Entries:

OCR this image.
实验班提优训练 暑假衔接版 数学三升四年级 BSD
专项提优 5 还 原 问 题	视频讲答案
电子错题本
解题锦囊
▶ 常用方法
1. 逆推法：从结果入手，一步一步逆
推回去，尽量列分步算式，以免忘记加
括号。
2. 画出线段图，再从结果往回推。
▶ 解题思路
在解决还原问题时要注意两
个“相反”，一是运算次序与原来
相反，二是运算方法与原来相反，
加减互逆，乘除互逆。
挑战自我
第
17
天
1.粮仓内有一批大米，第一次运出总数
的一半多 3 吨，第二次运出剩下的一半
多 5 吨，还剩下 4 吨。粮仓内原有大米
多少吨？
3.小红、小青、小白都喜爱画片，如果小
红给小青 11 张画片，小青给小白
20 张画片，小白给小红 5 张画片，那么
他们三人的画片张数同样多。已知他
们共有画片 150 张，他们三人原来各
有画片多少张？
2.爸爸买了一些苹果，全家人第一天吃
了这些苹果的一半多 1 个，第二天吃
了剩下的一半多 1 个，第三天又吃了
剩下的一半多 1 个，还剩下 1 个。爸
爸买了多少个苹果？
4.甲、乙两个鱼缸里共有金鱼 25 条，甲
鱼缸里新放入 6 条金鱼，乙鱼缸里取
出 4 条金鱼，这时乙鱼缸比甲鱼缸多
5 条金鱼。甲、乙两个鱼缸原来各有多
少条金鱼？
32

...

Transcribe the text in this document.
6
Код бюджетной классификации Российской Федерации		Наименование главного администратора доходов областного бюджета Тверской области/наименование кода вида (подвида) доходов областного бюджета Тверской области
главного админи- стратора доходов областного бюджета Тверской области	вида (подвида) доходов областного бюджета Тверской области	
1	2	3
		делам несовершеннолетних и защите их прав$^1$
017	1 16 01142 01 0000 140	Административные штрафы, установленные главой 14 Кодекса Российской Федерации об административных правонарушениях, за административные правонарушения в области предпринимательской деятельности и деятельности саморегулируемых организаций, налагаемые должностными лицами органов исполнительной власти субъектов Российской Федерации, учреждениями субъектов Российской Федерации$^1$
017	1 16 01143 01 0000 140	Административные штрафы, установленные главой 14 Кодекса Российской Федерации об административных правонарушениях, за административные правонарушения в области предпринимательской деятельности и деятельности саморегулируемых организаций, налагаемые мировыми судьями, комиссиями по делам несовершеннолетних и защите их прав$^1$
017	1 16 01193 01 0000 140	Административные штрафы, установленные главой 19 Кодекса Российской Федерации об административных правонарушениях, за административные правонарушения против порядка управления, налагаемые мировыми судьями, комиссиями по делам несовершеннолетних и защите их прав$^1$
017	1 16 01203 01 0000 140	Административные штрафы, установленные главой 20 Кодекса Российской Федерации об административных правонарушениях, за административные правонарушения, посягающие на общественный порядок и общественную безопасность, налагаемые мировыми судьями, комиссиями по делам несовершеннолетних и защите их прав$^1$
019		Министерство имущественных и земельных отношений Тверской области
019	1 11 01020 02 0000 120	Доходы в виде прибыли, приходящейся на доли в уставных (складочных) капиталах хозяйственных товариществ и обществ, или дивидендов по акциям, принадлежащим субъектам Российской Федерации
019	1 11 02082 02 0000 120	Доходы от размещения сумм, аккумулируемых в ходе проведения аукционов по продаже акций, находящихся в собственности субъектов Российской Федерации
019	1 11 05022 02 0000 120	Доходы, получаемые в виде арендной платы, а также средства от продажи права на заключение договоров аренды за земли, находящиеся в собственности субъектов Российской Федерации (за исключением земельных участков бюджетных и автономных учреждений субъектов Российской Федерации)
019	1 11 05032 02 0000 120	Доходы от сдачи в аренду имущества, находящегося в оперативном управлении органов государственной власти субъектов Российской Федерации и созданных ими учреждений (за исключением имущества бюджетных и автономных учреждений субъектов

...

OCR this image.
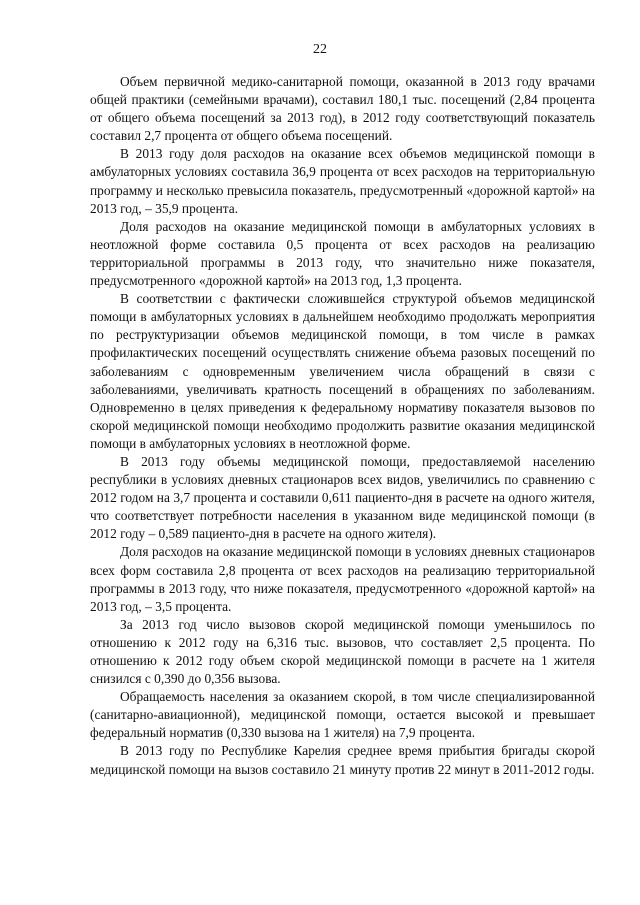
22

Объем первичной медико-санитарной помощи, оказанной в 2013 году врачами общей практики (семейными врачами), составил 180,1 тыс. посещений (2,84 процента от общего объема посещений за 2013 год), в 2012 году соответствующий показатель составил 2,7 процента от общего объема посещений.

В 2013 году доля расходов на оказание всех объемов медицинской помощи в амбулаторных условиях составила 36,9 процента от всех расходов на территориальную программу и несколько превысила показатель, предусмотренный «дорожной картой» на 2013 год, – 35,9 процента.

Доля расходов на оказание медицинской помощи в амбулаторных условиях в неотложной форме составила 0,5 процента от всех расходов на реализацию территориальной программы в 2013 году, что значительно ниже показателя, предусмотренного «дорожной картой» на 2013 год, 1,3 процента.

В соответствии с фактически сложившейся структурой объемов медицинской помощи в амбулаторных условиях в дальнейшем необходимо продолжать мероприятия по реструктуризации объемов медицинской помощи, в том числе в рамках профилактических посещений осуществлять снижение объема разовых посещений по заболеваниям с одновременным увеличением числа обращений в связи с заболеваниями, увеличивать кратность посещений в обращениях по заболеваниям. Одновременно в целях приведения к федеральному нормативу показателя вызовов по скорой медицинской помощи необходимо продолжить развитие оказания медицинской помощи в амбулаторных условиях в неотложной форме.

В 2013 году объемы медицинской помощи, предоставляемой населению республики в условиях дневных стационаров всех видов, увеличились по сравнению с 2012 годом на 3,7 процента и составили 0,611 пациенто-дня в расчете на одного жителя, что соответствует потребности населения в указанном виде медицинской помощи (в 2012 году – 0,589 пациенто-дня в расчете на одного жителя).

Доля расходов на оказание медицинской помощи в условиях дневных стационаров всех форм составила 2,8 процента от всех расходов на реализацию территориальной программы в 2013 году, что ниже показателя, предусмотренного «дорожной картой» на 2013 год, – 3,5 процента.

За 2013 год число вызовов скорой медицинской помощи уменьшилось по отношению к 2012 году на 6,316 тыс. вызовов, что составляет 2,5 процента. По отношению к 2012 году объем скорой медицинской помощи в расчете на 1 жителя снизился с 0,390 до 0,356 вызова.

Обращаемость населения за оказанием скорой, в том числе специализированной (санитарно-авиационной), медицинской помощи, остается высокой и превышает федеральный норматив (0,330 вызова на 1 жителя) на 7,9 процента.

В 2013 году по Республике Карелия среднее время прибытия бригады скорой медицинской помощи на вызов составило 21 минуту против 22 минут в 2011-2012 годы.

Aim of the task: Every line that holds the word "бюджета" counts once; state the total number of such lines and nothing else.

Result of this exercise: 2